## EXERCISE AIM
Count every line of these entries that holds the word "人海中邂逅", and reply with the number only.

Data entries:
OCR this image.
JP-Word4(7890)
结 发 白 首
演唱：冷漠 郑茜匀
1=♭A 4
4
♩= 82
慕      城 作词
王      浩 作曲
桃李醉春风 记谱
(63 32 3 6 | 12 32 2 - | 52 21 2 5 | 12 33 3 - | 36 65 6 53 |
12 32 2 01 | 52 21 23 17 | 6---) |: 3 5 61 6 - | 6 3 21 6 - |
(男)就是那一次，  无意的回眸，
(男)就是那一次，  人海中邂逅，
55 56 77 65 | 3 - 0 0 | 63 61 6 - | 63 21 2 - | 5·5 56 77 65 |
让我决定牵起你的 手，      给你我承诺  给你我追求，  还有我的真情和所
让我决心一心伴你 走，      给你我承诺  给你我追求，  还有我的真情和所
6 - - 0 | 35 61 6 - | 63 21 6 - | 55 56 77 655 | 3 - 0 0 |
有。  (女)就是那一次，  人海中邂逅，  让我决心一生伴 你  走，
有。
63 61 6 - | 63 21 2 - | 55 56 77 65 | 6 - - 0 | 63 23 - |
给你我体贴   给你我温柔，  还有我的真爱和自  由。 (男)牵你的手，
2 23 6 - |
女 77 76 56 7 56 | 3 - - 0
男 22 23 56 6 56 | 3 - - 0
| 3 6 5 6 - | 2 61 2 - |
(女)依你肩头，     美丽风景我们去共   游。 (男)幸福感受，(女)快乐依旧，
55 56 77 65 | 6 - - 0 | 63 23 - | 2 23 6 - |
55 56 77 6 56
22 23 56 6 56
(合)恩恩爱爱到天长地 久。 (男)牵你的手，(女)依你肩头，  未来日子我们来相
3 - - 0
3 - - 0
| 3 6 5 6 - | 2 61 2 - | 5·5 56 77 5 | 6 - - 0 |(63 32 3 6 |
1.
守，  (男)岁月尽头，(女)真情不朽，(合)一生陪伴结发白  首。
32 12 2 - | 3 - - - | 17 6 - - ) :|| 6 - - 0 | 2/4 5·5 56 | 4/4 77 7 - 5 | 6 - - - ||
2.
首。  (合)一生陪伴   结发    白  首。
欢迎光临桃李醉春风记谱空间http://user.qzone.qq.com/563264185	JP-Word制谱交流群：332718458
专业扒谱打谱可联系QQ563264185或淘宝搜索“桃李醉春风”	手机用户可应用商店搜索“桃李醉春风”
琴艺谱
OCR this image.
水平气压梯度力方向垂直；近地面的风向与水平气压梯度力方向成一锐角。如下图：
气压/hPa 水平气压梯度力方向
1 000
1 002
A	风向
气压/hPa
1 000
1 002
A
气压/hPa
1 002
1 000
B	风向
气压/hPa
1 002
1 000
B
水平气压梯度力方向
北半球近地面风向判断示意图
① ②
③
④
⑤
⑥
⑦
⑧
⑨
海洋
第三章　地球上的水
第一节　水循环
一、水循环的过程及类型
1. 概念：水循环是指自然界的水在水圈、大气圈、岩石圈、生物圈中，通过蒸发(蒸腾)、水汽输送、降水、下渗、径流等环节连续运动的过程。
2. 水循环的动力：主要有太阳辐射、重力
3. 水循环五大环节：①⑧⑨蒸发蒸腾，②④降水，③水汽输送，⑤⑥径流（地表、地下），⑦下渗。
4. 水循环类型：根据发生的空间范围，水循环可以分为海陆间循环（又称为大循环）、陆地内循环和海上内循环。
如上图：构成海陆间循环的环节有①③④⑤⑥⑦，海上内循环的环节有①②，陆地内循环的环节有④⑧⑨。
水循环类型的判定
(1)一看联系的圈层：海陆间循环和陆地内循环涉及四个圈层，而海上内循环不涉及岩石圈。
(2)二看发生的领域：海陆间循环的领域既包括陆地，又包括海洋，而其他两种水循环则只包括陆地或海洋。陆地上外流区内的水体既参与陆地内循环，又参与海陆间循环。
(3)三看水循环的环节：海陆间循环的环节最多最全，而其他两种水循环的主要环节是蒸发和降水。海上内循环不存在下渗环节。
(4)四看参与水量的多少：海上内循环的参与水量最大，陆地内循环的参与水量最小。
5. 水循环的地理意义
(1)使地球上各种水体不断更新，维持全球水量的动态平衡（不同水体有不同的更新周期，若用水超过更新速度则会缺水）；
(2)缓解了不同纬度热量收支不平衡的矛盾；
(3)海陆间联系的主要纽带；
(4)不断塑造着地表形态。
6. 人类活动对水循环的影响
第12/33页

## RESULT OF THE TASK
2